## What you are asked to do
Print each line of the listing once more, precisely as given.

----- Supplied data

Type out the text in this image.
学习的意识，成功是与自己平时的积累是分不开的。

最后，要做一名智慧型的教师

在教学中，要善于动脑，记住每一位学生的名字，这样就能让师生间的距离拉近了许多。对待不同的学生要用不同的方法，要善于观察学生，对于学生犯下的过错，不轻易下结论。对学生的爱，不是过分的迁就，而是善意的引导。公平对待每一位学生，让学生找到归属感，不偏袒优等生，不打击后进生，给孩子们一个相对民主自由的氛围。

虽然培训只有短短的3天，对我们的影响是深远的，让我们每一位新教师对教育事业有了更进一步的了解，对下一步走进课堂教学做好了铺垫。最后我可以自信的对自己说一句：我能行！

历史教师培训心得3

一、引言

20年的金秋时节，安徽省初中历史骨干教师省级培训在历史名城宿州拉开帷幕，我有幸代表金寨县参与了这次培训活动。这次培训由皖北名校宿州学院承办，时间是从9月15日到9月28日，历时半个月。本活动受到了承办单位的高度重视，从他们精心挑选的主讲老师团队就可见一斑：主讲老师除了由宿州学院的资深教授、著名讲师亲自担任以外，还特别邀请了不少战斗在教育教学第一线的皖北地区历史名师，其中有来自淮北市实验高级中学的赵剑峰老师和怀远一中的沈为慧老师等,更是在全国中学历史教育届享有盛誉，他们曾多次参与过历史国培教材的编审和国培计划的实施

----------

## Output for this exercise
Type out the text in this image.
学习的意识，成功是与自己平时的积累是分不开的。

最后，要做一名智慧型的教师

在教学中，要善于动脑，记住每一位学生的名字，这样就能让师生间的距离拉近了许多。对待不同的学生要用不同的方法，要善于观察学生，对于学生犯下的过错，不轻易下结论。对学生的爱，不是过分的迁就，而是善意的引导。公平对待每一位学生，让学生找到归属感，不偏袒优等生，不打击后进生，给孩子们一个相对民主自由的氛围。

虽然培训只有短短的3天，对我们的影响是深远的，让我们每一位新教师对教育事业有了更进一步的了解，对下一步走进课堂教学做好了铺垫。最后我可以自信的对自己说一句：我能行！

历史教师培训心得3

一、引言

20年的金秋时节，安徽省初中历史骨干教师省级培训在历史名城宿州拉开帷幕，我有幸代表金寨县参与了这次培训活动。这次培训由皖北名校宿州学院承办，时间是从9月15日到9月28日，历时半个月。本活动受到了承办单位的高度重视，从他们精心挑选的主讲老师团队就可见一斑：主讲老师除了由宿州学院的资深教授、著名讲师亲自担任以外，还特别邀请了不少战斗在教育教学第一线的皖北地区历史名师，其中有来自淮北市实验高级中学的赵剑峰老师和怀远一中的沈为慧老师等,更是在全国中学历史教育届享有盛誉，他们曾多次参与过历史国培教材的编审和国培计划的实施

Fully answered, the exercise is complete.